放っておくと危険!胸が痛い時に考えられる5つの疾患
呼吸をすると
胸が痛いとか、チクチクするような痛みがあるような場合、どのような可能性が考えられるのでしょうか。
今回の記事では胸が痛い時に考えられる5つの原因や症状を合わせて紹介します。
□胸が痛い原因には内臓由来のものや、感染症、骨折などがある
□胸が痛むのには喫煙が大きく関与してくる
□胸が痛い時には速やかに病院を受診するべきである 胸が痛い原因1:結核結核とは結核菌に感染して発症することによって、呼吸器系に障害が見られる疾患のことを言います。結核と言うと昔あった病気のように思われがちですが、現代でも毎年何万人もが結核に感染しているということです。
原因
結核になる直接的な原因は結核菌に感染することですが、感染=発症ではありません。仮に結核菌に感染したとしても、免疫機能が正常であれば結核菌は休眠状態になります。

★ ★ ★ ★ ★ ★ ★

# 作業指示
抽出テキストの全文を、一字一句変えずに書き写してもらえますか? データは抽出テキストの内容とは関係ありません。

# 保存データ

★ ★ ★ ★ ★ ★ ★

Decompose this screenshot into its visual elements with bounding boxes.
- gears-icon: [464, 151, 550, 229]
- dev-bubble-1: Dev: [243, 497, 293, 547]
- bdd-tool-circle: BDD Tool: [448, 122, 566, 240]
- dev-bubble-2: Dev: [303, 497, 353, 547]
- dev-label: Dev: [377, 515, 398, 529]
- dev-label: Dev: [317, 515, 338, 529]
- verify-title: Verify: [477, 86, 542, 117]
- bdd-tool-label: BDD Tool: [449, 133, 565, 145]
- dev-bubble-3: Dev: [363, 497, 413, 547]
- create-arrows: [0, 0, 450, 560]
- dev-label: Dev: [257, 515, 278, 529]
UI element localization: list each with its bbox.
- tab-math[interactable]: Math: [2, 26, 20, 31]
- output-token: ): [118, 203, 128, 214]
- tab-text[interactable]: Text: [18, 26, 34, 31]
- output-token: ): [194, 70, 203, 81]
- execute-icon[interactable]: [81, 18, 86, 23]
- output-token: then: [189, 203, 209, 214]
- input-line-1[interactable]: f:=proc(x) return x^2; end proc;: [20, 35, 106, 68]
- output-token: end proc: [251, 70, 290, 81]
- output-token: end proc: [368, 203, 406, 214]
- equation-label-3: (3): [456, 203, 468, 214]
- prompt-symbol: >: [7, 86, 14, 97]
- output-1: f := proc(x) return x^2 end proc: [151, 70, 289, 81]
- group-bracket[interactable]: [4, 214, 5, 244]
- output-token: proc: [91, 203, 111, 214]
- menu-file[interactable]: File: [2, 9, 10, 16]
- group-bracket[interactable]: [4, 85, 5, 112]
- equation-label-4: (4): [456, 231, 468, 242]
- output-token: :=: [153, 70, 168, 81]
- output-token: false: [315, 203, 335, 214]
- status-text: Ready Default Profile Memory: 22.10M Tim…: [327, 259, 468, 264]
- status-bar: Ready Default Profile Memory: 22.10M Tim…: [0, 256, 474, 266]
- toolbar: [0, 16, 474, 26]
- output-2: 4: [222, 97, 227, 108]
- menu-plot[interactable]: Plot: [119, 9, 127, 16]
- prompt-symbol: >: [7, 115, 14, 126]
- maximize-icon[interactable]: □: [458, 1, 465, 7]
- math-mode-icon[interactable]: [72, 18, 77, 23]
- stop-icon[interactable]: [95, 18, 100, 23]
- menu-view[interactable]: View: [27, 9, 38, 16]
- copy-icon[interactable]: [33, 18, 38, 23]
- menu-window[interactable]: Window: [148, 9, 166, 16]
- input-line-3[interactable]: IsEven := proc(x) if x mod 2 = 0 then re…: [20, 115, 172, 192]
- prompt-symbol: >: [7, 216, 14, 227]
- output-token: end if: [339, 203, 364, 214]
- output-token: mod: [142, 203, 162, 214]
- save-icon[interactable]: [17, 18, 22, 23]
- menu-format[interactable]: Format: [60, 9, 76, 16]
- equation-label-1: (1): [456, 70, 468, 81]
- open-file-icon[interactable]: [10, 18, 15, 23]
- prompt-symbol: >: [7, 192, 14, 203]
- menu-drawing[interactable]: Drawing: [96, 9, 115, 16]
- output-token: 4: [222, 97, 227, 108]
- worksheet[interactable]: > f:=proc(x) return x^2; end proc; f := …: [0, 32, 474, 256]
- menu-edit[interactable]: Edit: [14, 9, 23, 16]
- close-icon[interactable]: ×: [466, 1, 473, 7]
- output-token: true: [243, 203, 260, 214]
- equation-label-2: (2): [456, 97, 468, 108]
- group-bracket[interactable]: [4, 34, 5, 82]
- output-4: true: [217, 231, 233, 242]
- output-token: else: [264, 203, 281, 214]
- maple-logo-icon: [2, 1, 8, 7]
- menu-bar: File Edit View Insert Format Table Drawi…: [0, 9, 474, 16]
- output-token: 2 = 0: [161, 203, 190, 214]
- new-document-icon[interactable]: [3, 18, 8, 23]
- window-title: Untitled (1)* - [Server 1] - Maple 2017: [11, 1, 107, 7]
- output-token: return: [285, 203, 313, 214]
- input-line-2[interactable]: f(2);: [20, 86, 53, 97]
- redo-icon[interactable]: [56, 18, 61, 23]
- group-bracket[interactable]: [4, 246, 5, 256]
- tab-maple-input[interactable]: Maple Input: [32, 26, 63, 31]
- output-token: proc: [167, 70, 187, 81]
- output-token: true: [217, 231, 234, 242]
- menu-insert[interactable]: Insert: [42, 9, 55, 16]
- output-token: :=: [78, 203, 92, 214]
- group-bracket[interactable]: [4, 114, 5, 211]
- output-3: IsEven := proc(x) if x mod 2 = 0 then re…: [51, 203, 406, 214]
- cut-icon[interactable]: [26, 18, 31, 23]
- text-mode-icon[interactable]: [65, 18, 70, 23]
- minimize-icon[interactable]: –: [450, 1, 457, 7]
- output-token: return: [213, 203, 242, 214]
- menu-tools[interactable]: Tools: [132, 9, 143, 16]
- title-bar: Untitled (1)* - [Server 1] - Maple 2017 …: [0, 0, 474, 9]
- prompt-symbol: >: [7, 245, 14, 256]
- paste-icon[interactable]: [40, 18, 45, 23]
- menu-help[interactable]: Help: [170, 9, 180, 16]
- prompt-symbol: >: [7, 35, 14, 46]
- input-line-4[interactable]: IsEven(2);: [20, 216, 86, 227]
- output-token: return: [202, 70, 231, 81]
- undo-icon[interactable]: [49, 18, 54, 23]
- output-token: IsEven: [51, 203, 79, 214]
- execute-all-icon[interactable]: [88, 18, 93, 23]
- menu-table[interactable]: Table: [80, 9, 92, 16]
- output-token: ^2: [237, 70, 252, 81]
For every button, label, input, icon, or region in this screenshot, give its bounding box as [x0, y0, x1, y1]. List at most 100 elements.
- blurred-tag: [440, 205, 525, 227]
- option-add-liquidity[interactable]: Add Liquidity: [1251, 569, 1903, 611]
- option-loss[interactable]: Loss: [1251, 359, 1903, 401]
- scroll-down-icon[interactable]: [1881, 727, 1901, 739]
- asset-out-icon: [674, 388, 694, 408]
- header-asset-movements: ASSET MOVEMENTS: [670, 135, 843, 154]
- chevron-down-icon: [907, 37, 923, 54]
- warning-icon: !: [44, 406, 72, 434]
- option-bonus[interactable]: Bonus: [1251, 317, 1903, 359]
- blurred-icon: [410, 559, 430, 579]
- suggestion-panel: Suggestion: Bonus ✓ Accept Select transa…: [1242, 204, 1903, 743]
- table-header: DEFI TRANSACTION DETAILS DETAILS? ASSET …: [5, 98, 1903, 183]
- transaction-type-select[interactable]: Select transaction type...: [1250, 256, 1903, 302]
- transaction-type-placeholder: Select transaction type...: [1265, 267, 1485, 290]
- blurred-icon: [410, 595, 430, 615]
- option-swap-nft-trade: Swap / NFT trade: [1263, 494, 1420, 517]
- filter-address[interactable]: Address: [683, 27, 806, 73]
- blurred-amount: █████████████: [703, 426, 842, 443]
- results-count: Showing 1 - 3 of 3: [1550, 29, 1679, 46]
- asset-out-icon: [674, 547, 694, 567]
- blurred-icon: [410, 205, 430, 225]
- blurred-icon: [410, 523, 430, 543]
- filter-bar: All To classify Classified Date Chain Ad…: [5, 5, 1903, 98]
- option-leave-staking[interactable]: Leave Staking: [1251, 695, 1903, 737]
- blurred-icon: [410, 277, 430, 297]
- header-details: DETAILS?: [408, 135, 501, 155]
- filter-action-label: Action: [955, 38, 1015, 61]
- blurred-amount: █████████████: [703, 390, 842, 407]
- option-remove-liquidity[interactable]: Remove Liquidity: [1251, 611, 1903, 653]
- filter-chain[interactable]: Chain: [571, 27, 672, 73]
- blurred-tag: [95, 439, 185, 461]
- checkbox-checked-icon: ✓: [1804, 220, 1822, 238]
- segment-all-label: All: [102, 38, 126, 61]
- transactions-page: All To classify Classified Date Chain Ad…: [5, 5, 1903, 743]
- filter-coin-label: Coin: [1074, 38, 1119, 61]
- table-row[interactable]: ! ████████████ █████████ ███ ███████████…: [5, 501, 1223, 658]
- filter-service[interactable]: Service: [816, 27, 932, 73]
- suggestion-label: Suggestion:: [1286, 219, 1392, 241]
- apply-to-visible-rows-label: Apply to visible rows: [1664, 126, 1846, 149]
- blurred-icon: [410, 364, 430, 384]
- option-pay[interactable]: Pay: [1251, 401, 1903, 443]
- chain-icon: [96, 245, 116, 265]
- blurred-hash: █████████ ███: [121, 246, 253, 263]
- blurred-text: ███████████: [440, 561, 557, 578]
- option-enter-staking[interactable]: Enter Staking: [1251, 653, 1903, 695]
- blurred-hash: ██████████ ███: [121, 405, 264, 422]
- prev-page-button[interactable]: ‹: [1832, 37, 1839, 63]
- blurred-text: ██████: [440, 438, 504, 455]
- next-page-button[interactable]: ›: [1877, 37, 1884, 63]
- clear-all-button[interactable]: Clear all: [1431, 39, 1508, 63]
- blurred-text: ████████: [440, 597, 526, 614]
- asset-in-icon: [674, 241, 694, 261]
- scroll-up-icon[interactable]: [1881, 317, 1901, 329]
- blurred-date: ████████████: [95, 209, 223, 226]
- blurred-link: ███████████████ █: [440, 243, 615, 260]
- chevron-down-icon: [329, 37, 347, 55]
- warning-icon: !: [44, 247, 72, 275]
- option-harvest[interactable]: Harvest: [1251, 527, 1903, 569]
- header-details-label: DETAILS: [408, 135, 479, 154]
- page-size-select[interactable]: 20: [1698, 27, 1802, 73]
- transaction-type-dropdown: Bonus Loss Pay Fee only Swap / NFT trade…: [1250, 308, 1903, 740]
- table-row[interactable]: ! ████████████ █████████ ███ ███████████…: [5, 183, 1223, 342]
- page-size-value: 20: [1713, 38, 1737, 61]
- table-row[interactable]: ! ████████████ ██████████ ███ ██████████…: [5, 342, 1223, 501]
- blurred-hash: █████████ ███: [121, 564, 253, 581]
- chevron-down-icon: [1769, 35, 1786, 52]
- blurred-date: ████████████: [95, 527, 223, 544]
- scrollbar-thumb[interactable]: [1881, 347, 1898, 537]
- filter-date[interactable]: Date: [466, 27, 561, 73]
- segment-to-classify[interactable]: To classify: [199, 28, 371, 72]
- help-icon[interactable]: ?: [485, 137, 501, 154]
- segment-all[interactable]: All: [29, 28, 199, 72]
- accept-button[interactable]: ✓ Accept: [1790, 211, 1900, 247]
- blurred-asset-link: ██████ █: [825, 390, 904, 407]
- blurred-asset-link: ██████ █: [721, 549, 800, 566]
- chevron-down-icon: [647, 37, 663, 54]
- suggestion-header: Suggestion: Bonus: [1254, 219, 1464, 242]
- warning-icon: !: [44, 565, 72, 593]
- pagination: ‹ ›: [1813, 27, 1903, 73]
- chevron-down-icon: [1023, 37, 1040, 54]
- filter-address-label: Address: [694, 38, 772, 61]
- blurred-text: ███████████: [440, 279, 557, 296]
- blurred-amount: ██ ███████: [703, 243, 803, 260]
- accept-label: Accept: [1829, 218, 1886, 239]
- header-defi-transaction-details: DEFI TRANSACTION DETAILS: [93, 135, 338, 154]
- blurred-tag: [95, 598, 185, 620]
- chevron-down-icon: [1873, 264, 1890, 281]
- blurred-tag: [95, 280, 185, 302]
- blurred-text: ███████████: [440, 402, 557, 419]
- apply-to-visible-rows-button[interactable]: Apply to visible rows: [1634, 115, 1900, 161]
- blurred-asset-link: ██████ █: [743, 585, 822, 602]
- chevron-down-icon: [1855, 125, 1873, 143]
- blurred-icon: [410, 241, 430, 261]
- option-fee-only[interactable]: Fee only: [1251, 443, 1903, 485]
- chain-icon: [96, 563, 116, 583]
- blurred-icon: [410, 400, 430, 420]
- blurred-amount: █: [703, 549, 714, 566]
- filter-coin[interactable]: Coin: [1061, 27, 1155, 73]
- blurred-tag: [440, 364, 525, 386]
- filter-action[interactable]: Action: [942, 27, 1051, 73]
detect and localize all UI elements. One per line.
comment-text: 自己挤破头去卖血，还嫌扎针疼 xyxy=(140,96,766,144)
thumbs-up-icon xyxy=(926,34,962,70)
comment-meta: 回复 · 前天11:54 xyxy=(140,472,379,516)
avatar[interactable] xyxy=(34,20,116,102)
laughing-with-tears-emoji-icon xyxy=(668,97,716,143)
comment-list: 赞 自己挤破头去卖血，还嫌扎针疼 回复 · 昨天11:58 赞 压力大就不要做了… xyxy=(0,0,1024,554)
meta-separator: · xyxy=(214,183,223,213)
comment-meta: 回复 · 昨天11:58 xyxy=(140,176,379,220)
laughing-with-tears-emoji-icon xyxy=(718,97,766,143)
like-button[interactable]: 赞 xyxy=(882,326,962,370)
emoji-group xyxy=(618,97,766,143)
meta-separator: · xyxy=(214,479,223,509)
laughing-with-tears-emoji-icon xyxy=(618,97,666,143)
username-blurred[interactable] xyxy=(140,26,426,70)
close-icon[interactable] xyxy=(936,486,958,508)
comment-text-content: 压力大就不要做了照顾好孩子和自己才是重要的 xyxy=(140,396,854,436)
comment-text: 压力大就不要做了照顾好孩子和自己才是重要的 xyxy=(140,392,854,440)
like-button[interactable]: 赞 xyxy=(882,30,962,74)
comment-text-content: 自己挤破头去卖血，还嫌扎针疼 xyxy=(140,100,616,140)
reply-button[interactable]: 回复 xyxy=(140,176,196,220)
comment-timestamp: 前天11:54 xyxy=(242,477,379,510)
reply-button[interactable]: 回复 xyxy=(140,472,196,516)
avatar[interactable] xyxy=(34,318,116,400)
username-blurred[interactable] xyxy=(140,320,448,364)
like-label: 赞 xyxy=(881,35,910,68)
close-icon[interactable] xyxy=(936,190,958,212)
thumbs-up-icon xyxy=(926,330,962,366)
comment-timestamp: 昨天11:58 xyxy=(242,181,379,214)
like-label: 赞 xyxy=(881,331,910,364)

★ ★ ★ ★ ★ ★ ★

# 解答
放っておくと危険!胸が痛い時に考えられる5つの疾患
呼吸をすると
胸が痛いとか、チクチクするような痛みがあるような場合、どのような可能性が考えられるのでしょうか。
今回の記事では胸が痛い時に考えられる5つの原因や症状を合わせて紹介します。
□胸が痛い原因には内臓由来のものや、感染症、骨折などがある
□胸が痛むのには喫煙が大きく関与してくる
□胸が痛い時には速やかに病院を受診するべきである 胸が痛い原因1:結核結核とは結核菌に感染して発症することによって、呼吸器系に障害が見られる疾患のことを言います。結核と言うと昔あった病気のように思われがちですが、現代でも毎年何万人もが結核に感染しているということです。
原因
結核になる直接的な原因は結核菌に感染することですが、感染=発症ではありません。仮に結核菌に感染したとしても、免疫機能が正常であれば結核菌は休眠状態になります。